[Stored data]
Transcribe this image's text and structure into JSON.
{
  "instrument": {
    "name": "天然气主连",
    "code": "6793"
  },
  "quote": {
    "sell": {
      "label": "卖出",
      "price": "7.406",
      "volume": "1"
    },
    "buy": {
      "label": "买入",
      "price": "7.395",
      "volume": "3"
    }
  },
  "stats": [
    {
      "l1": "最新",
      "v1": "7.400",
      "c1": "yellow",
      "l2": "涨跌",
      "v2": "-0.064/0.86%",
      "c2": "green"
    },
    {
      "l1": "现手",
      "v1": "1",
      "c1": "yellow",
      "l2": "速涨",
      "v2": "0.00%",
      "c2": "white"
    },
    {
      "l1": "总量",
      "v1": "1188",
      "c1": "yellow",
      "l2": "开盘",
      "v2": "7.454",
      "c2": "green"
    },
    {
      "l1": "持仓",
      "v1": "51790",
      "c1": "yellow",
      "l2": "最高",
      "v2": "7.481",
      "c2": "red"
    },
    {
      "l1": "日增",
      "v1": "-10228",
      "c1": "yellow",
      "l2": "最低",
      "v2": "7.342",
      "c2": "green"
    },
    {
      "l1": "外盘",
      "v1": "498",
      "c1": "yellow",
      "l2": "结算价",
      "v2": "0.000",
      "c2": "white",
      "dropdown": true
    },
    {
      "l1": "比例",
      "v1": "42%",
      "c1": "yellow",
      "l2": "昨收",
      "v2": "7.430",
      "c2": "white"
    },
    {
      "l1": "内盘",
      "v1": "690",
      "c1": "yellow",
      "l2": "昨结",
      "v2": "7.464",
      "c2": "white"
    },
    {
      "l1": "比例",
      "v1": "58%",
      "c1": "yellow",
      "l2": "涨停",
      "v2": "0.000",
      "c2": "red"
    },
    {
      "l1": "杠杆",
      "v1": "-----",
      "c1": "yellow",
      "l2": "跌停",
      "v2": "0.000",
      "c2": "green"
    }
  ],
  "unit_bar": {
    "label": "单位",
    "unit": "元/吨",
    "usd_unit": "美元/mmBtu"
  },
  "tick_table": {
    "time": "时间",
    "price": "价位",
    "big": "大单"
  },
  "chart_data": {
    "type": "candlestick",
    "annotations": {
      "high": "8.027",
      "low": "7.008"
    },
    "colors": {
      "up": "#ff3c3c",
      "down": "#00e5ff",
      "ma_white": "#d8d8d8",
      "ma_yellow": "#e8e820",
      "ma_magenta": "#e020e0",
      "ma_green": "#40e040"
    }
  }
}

WRITTEN TASK: Return all of the entries exactly as they were supplied.

EXPECTED ANSWER:
Transcribe this image's text and structure into JSON.
{
  "instrument": {
    "name": "天然气主连",
    "code": "6793"
  },
  "quote": {
    "sell": {
      "label": "卖出",
      "price": "7.406",
      "volume": "1"
    },
    "buy": {
      "label": "买入",
      "price": "7.395",
      "volume": "3"
    }
  },
  "stats": [
    {
      "l1": "最新",
      "v1": "7.400",
      "c1": "yellow",
      "l2": "涨跌",
      "v2": "-0.064/0.86%",
      "c2": "green"
    },
    {
      "l1": "现手",
      "v1": "1",
      "c1": "yellow",
      "l2": "速涨",
      "v2": "0.00%",
      "c2": "white"
    },
    {
      "l1": "总量",
      "v1": "1188",
      "c1": "yellow",
      "l2": "开盘",
      "v2": "7.454",
      "c2": "green"
    },
    {
      "l1": "持仓",
      "v1": "51790",
      "c1": "yellow",
      "l2": "最高",
      "v2": "7.481",
      "c2": "red"
    },
    {
      "l1": "日增",
      "v1": "-10228",
      "c1": "yellow",
      "l2": "最低",
      "v2": "7.342",
      "c2": "green"
    },
    {
      "l1": "外盘",
      "v1": "498",
      "c1": "yellow",
      "l2": "结算价",
      "v2": "0.000",
      "c2": "white",
      "dropdown": true
    },
    {
      "l1": "比例",
      "v1": "42%",
      "c1": "yellow",
      "l2": "昨收",
      "v2": "7.430",
      "c2": "white"
    },
    {
      "l1": "内盘",
      "v1": "690",
      "c1": "yellow",
      "l2": "昨结",
      "v2": "7.464",
      "c2": "white"
    },
    {
      "l1": "比例",
      "v1": "58%",
      "c1": "yellow",
      "l2": "涨停",
      "v2": "0.000",
      "c2": "red"
    },
    {
      "l1": "杠杆",
      "v1": "-----",
      "c1": "yellow",
      "l2": "跌停",
      "v2": "0.000",
      "c2": "green"
    }
  ],
  "unit_bar": {
    "label": "单位",
    "unit": "元/吨",
    "usd_unit": "美元/mmBtu"
  },
  "tick_table": {
    "time": "时间",
    "price": "价位",
    "big": "大单"
  },
  "chart_data": {
    "type": "candlestick",
    "annotations": {
      "high": "8.027",
      "low": "7.008"
    },
    "colors": {
      "up": "#ff3c3c",
      "down": "#00e5ff",
      "ma_white": "#d8d8d8",
      "ma_yellow": "#e8e820",
      "ma_magenta": "#e020e0",
      "ma_green": "#40e040"
    }
  }
}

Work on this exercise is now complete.